Pick out all lines in the listing holding the string "title" and copy them.

**** Input material ****

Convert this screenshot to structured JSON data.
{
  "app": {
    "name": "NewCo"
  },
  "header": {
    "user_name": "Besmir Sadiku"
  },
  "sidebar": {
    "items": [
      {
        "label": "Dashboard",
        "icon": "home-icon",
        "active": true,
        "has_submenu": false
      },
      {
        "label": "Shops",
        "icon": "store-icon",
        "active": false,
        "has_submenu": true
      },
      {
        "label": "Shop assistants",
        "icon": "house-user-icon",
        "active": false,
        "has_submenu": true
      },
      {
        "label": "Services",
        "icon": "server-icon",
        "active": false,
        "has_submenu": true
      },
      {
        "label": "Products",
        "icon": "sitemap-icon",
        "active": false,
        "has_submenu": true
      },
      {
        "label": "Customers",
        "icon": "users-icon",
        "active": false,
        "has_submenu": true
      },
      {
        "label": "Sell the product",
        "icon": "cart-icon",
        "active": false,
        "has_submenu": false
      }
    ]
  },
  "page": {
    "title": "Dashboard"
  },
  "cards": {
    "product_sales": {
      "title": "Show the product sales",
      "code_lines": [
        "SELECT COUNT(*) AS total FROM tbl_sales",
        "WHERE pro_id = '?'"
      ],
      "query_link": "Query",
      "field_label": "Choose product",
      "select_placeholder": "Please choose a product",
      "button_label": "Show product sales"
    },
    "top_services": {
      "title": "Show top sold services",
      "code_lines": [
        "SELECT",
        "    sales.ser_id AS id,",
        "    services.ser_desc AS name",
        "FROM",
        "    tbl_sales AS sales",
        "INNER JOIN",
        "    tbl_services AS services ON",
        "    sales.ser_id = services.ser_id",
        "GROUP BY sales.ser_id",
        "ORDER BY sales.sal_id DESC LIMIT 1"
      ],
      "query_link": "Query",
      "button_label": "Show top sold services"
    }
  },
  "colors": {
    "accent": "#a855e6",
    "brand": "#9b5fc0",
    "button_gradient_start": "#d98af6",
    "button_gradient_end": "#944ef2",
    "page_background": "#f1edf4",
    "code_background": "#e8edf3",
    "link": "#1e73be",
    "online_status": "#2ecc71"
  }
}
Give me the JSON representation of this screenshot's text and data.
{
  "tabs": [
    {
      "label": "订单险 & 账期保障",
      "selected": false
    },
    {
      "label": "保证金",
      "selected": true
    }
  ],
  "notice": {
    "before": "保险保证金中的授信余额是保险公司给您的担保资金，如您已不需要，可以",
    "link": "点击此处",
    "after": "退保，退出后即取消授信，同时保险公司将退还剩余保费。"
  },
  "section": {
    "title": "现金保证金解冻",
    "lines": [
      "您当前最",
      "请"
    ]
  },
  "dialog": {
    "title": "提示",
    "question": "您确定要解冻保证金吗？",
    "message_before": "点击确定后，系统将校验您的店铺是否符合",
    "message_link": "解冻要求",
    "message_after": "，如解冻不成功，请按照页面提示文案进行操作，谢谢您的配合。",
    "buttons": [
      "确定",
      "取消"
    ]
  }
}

****

Answer to this exercise
    "title": "Dashboard"
      "title": "Show the product sales",
      "title": "Show top sold services",
    "title": "现金保证金解冻",
    "title": "提示",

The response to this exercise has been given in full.